▸ **EXERCISE TASK**: Quote the records that follow in full, leaving the pictures out.

▸ **EXERCISE MATERIALS**:
------------------------
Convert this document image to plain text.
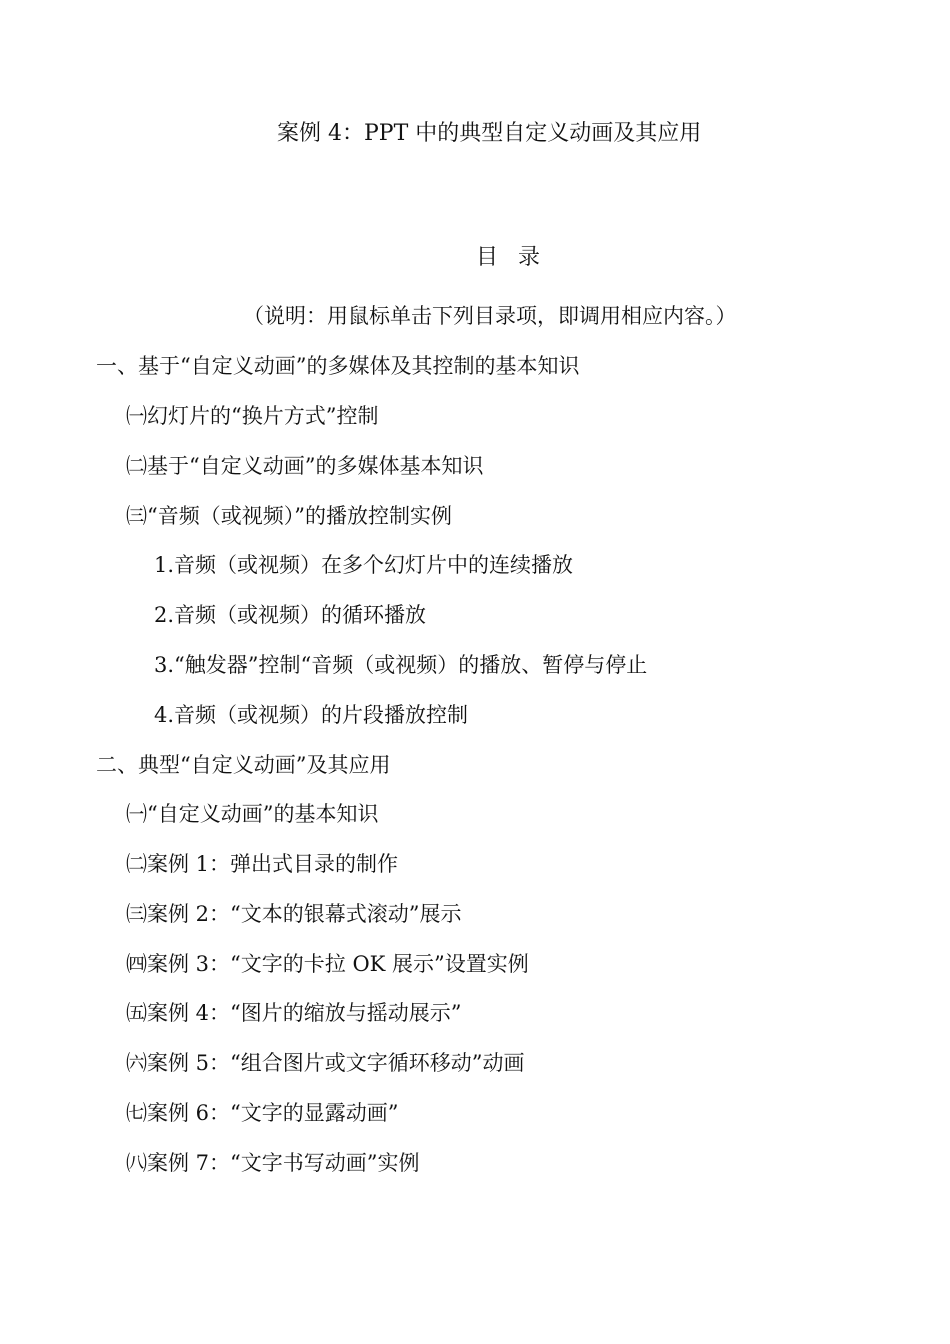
案例 4：PPT 中的典型自定义动画及其应用
目录
（说明：用鼠标单击下列目录项，即调用相应内容。）
一、基于“自定义动画”的多媒体及其控制的基本知识
㈠幻灯片的“换片方式”控制
㈡基于“自定义动画”的多媒体基本知识
㈢“音频（或视频）”的播放控制实例
1.音频（或视频）在多个幻灯片中的连续播放
2.音频（或视频）的循环播放
3.“触发器”控制“音频（或视频）的播放、暂停与停止
4.音频（或视频）的片段播放控制
二、典型“自定义动画”及其应用
㈠“自定义动画”的基本知识
㈡案例 1：弹出式目录的制作
㈢案例 2：“文本的银幕式滚动”展示
㈣案例 3：“文字的卡拉 OK 展示”设置实例
㈤案例 4：“图片的缩放与摇动展示”
㈥案例 5：“组合图片或文字循环移动”动画
㈦案例 6：“文字的显露动画”
㈧案例 7：“文字书写动画”实例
------------------------
▸ **CORRECT ANSWER**:
Convert this document image to plain text.
案例 4：PPT 中的典型自定义动画及其应用
目录
（说明：用鼠标单击下列目录项，即调用相应内容。）
一、基于“自定义动画”的多媒体及其控制的基本知识
㈠幻灯片的“换片方式”控制
㈡基于“自定义动画”的多媒体基本知识
㈢“音频（或视频）”的播放控制实例
1.音频（或视频）在多个幻灯片中的连续播放
2.音频（或视频）的循环播放
3.“触发器”控制“音频（或视频）的播放、暂停与停止
4.音频（或视频）的片段播放控制
二、典型“自定义动画”及其应用
㈠“自定义动画”的基本知识
㈡案例 1：弹出式目录的制作
㈢案例 2：“文本的银幕式滚动”展示
㈣案例 3：“文字的卡拉 OK 展示”设置实例
㈤案例 4：“图片的缩放与摇动展示”
㈥案例 5：“组合图片或文字循环移动”动画
㈦案例 6：“文字的显露动画”
㈧案例 7：“文字书写动画”实例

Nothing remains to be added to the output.